> [WRITTEN REQUEST] Take every line from the listing below that includes "годы" and copy it.
>> begin
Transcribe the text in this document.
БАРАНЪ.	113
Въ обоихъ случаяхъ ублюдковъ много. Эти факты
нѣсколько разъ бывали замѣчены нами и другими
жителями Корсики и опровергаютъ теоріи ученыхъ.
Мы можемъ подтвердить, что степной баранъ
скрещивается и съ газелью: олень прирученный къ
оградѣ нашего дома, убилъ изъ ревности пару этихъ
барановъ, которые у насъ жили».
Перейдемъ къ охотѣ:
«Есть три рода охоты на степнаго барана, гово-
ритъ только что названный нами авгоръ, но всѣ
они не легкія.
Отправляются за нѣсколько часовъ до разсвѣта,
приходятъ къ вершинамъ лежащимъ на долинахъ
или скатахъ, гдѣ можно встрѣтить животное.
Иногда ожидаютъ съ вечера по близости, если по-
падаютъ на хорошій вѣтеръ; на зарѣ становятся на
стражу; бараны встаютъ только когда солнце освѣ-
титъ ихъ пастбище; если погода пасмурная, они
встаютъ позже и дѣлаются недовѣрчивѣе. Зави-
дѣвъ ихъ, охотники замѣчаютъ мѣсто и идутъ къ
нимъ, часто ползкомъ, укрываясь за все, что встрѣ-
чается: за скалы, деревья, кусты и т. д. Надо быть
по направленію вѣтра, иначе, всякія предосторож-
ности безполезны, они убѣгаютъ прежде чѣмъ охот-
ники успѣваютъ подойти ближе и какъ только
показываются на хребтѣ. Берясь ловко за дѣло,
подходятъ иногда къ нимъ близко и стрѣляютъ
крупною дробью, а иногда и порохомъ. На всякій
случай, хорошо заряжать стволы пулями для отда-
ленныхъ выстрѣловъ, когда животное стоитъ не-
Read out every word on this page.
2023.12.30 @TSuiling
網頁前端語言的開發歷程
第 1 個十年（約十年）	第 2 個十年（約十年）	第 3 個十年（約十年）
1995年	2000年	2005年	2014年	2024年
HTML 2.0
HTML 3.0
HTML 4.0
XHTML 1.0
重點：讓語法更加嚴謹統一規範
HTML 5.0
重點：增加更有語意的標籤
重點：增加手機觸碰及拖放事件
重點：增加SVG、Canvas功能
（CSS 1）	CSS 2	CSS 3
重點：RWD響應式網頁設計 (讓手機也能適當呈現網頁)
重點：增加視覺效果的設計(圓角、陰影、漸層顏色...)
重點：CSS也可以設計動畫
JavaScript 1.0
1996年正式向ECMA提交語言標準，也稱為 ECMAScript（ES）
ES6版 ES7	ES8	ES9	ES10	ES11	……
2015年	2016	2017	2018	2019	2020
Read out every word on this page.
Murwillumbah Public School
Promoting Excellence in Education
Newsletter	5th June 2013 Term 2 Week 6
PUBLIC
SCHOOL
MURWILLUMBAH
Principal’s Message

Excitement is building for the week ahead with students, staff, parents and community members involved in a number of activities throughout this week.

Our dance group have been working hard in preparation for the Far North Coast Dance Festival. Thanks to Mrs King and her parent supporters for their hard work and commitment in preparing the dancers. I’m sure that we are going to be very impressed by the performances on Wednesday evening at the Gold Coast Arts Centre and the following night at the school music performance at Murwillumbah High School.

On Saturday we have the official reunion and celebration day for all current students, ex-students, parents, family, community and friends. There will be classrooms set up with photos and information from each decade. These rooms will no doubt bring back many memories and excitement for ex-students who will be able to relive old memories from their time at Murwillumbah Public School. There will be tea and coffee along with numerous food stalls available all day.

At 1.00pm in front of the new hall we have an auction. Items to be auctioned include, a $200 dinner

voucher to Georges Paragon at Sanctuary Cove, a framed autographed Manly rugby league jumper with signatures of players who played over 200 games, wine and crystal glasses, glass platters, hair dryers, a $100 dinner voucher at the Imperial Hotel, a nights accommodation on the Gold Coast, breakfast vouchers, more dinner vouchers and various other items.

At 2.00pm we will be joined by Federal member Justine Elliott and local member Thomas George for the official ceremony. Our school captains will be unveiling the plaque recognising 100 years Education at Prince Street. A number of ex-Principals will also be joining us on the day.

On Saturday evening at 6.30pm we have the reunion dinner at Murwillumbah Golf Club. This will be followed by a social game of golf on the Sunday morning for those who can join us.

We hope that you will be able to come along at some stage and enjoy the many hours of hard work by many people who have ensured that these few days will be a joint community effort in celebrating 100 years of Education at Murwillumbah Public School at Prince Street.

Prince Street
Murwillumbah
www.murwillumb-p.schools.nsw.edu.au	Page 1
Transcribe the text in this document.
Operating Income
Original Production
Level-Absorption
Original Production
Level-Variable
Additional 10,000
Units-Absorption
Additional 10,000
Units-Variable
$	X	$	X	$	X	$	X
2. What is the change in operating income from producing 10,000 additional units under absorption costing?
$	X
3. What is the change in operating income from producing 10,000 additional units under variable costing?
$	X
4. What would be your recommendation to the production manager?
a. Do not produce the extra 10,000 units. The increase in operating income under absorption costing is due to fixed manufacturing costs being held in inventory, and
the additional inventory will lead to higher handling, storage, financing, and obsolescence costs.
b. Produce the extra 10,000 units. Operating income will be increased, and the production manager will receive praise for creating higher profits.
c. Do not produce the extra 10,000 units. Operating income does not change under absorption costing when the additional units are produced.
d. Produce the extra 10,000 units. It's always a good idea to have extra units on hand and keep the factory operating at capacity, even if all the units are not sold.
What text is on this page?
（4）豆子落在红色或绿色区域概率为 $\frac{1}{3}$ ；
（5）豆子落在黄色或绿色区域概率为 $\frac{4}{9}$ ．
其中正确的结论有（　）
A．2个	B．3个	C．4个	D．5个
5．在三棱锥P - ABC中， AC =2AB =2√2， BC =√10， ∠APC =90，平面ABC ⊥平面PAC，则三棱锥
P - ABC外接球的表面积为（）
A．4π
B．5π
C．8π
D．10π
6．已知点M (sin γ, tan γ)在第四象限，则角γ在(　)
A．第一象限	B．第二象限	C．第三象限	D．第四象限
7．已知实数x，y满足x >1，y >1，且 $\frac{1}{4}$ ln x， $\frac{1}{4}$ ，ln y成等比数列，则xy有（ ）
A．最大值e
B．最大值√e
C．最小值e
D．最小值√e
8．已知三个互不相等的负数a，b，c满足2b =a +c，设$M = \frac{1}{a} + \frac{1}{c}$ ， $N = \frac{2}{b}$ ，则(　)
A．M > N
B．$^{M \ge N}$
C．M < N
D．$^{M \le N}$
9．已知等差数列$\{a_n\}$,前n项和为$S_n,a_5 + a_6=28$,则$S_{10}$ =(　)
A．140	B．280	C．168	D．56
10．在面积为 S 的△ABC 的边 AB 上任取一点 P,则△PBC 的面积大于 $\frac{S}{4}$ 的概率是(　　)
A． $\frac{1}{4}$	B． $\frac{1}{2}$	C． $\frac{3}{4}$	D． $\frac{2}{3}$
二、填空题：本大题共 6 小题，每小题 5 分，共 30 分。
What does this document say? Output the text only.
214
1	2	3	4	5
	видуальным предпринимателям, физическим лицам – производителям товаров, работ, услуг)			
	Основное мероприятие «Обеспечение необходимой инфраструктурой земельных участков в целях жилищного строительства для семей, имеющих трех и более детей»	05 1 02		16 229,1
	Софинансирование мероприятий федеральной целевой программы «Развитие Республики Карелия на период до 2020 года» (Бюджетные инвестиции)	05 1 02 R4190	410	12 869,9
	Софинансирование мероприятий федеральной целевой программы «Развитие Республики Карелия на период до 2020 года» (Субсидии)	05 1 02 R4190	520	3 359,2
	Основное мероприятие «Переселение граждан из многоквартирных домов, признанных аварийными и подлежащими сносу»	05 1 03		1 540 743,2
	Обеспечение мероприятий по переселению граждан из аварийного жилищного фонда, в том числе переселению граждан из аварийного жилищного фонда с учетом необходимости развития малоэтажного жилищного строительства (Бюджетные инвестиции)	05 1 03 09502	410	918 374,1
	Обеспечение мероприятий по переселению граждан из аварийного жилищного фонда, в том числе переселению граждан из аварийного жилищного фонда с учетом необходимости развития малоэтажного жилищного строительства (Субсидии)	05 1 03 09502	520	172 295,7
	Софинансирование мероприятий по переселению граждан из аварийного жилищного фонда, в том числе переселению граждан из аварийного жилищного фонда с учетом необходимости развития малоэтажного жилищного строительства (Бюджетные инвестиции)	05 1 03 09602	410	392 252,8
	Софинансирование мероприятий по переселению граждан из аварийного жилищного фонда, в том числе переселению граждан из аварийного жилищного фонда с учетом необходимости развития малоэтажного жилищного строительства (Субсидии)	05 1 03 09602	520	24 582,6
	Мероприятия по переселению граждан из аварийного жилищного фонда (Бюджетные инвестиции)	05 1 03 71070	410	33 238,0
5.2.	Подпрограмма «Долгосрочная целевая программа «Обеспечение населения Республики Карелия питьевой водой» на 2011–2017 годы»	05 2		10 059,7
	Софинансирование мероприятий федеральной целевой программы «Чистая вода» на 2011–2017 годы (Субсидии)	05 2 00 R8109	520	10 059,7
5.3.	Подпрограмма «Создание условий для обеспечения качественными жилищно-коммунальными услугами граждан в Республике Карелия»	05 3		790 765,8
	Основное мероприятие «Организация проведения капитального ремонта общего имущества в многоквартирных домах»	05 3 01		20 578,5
>> end
> [ANSWER TO THIS TASK]
5.2.	Подпрограмма «Долгосрочная целевая программа «Обеспечение населения Республики Карелия питьевой водой» на 2011–2017 годы»	05 2		10 059,7
	Софинансирование мероприятий федеральной целевой программы «Чистая вода» на 2011–2017 годы (Субсидии)	05 2 00 R8109	520	10 059,7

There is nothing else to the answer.